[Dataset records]
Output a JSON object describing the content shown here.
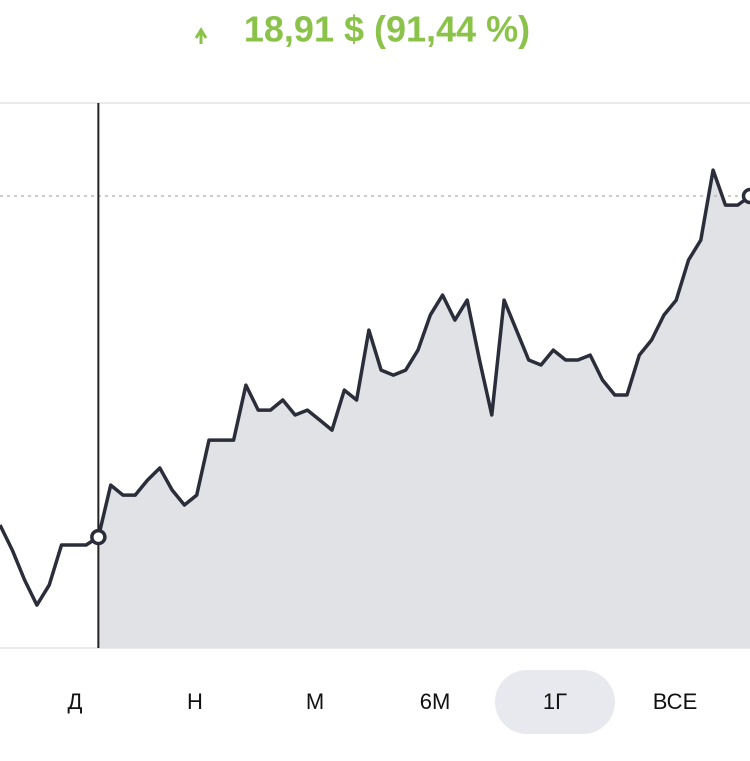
{
  "header": {
    "change": "18,91 $ (91,44 %)"
  },
  "chart_data": {
    "type": "line",
    "color": "#2b2e3a",
    "fill": "#e1e2e6",
    "ylim": [
      14.53,
      44.75
    ],
    "values": [
      21.35,
      19.96,
      18.3,
      16.91,
      18.02,
      20.24,
      20.24,
      20.24,
      20.68,
      23.56,
      23.01,
      23.01,
      23.84,
      24.51,
      23.29,
      22.46,
      23.01,
      26.06,
      26.06,
      26.06,
      29.11,
      27.72,
      27.72,
      28.28,
      27.45,
      27.72,
      27.17,
      26.61,
      28.83,
      28.28,
      32.16,
      29.94,
      29.66,
      29.94,
      31.05,
      32.99,
      34.1,
      32.71,
      33.82,
      30.5,
      27.45,
      33.82,
      32.16,
      30.5,
      30.22,
      31.05,
      30.5,
      30.5,
      30.77,
      29.39,
      28.56,
      28.56,
      30.77,
      31.61,
      32.99,
      33.82,
      36.04,
      37.15,
      41.03,
      39.09,
      39.09,
      39.59
    ],
    "marker_index": 8
  },
  "ranges": {
    "items": [
      "Д",
      "Н",
      "М",
      "6М",
      "1Г",
      "ВСЕ"
    ],
    "selected": 4
  }
}
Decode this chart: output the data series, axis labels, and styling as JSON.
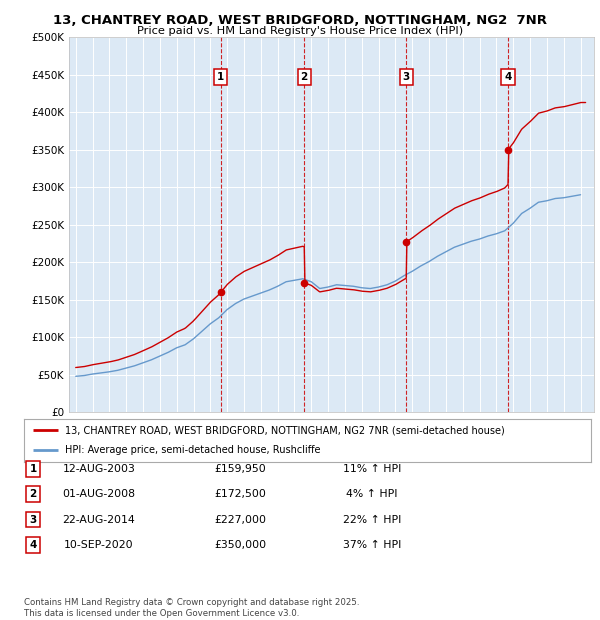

WRITTEN REQUEST: Leave the pictures out and output the rest of the listing exactly.

SOLUTION TO THE PROBLEM:
Output a JSON object describing the content shown here.
{
  "header": {
    "change": "18,91 $ (91,44 %)"
  },
  "chart_data": {
    "type": "line",
    "color": "#2b2e3a",
    "fill": "#e1e2e6",
    "ylim": [
      14.53,
      44.75
    ],
    "values": [
      21.35,
      19.96,
      18.3,
      16.91,
      18.02,
      20.24,
      20.24,
      20.24,
      20.68,
      23.56,
      23.01,
      23.01,
      23.84,
      24.51,
      23.29,
      22.46,
      23.01,
      26.06,
      26.06,
      26.06,
      29.11,
      27.72,
      27.72,
      28.28,
      27.45,
      27.72,
      27.17,
      26.61,
      28.83,
      28.28,
      32.16,
      29.94,
      29.66,
      29.94,
      31.05,
      32.99,
      34.1,
      32.71,
      33.82,
      30.5,
      27.45,
      33.82,
      32.16,
      30.5,
      30.22,
      31.05,
      30.5,
      30.5,
      30.77,
      29.39,
      28.56,
      28.56,
      30.77,
      31.61,
      32.99,
      33.82,
      36.04,
      37.15,
      41.03,
      39.09,
      39.09,
      39.59
    ],
    "marker_index": 8
  },
  "ranges": {
    "items": [
      "Д",
      "Н",
      "М",
      "6М",
      "1Г",
      "ВСЕ"
    ],
    "selected": 4
  }
}
Decode this chart: output the data series, axis labels, and styling as JSON.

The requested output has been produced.